* [What is expected]: Please list, word for word, each line in the listing below that contains the word "Iran".

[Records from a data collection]
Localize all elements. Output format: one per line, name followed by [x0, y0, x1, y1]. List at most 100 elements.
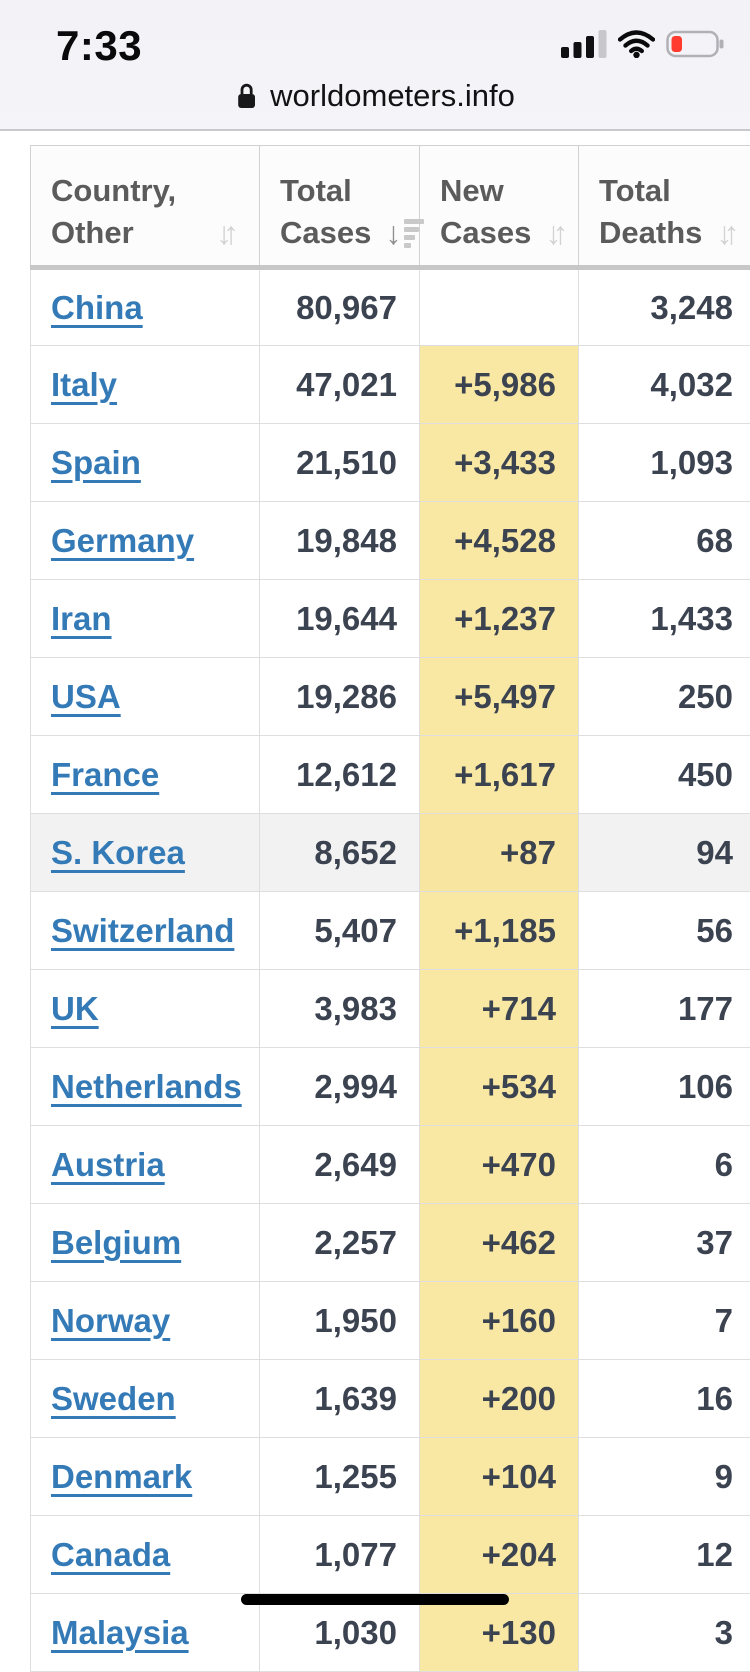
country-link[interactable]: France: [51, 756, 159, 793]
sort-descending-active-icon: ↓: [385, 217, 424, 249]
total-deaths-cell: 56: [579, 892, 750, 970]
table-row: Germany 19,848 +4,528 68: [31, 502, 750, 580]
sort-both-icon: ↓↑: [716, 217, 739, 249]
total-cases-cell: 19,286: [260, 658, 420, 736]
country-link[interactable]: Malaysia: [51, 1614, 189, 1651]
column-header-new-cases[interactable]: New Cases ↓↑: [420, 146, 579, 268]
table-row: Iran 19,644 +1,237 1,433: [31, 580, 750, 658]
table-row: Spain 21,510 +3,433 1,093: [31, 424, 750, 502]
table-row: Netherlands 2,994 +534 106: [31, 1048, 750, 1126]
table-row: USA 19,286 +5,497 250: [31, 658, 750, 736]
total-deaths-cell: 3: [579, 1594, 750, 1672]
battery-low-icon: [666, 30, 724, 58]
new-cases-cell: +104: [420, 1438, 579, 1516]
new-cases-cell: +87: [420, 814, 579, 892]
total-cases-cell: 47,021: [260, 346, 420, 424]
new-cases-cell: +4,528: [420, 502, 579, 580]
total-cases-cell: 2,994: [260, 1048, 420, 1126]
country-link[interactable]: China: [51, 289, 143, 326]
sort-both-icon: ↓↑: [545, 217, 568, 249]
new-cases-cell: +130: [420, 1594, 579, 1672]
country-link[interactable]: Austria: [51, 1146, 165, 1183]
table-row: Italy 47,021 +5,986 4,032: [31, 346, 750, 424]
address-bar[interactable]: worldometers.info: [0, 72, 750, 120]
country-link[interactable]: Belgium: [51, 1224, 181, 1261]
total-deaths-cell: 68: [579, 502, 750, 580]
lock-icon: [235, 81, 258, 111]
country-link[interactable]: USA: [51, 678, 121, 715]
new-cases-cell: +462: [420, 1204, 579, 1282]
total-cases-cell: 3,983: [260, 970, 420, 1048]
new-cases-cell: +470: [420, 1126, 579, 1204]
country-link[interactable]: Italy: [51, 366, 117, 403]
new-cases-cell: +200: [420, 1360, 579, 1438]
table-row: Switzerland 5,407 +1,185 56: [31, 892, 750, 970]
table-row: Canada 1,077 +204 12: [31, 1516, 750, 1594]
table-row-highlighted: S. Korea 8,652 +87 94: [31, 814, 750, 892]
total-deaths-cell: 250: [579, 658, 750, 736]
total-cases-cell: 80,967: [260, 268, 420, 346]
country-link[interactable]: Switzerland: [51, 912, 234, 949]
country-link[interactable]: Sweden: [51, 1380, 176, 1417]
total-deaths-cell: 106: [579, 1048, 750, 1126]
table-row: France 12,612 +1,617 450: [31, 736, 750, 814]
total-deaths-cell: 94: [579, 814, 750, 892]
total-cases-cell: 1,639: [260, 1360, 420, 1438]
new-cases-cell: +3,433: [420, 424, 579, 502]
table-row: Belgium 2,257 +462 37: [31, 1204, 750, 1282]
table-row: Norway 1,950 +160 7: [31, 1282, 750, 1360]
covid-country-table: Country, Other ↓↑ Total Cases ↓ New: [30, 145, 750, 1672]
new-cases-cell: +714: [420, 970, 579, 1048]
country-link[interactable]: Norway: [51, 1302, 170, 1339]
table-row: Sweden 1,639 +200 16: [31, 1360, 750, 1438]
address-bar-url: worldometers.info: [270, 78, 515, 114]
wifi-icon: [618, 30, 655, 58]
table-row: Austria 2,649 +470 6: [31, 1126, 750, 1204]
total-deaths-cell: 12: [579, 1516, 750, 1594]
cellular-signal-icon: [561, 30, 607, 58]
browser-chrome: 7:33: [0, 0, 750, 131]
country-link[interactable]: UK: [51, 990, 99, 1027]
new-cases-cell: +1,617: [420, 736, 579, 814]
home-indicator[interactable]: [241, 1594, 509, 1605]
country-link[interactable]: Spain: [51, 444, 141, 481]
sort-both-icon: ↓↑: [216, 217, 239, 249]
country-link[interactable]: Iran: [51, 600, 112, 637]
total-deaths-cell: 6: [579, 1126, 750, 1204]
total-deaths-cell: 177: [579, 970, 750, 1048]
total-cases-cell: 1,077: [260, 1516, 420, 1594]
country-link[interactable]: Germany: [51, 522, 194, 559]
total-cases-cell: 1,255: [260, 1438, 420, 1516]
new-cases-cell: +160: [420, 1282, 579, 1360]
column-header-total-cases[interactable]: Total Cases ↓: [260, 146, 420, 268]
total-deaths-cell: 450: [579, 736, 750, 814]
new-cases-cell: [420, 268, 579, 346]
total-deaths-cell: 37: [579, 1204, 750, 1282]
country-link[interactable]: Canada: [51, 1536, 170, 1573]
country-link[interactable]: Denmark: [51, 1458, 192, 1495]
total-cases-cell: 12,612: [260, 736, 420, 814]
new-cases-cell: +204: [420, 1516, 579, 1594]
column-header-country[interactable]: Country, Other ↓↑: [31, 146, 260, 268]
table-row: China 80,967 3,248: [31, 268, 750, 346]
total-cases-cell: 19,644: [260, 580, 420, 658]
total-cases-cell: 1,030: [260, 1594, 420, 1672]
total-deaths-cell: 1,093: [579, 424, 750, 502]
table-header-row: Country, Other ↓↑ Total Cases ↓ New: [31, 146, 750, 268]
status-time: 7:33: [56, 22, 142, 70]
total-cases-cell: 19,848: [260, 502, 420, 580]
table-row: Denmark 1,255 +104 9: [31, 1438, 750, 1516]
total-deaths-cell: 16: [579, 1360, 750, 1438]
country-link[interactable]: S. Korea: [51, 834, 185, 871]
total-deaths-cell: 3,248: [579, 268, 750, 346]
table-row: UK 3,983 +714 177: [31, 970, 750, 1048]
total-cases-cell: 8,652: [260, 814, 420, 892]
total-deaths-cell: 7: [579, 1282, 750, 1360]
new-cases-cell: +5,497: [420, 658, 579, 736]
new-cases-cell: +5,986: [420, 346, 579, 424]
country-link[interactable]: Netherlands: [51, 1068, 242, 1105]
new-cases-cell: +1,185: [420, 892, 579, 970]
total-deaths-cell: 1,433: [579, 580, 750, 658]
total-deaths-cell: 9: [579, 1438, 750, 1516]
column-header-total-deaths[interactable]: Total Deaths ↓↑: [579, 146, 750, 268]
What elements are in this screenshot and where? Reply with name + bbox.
---
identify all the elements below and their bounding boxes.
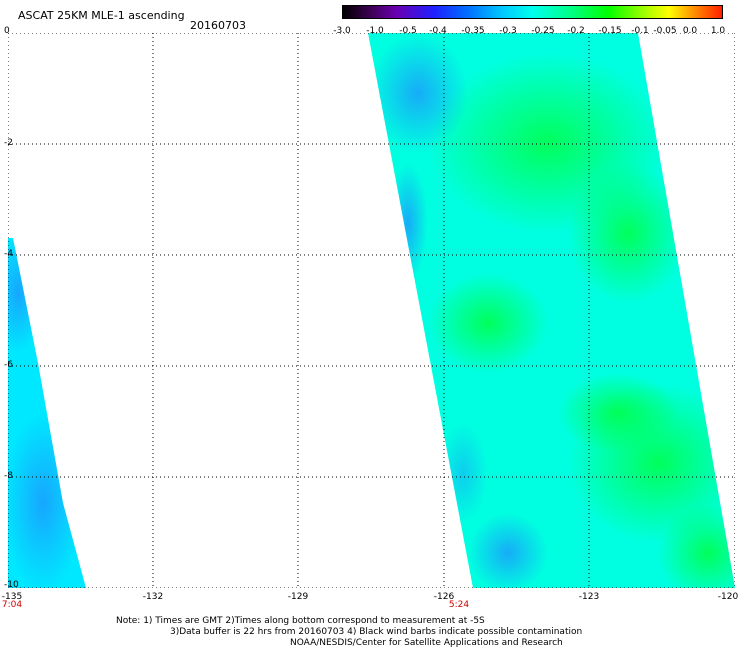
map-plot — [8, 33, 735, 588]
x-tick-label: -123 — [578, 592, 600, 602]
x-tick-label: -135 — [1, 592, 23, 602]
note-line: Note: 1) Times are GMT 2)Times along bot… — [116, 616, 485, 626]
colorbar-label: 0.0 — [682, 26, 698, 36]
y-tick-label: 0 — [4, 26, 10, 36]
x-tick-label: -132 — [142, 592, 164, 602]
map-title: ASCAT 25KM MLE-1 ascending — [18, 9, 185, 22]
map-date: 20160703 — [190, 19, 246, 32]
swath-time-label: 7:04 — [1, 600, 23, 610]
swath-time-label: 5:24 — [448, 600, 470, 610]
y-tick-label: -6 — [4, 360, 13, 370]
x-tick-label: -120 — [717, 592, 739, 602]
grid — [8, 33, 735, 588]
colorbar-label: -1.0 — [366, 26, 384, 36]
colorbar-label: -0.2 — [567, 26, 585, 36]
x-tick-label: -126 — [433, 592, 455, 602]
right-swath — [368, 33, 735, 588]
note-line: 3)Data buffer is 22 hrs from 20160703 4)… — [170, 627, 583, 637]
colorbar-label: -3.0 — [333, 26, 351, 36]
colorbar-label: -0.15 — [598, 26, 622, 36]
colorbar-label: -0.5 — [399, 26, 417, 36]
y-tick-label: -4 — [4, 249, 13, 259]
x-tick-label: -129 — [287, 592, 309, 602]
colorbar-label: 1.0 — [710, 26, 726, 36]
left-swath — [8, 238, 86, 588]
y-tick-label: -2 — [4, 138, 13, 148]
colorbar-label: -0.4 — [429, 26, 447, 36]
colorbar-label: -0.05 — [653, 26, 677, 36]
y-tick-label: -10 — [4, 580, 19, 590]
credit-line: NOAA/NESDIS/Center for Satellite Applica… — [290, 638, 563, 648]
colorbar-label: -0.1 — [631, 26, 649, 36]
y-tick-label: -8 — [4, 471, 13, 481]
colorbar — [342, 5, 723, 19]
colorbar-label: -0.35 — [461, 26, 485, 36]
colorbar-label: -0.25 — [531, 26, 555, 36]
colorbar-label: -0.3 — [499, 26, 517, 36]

* [Reply to the exercise]:
table-row: Iran 19,644 +1,237 1,433: [31, 580, 750, 658]
country-link[interactable]: Iran: [51, 600, 112, 637]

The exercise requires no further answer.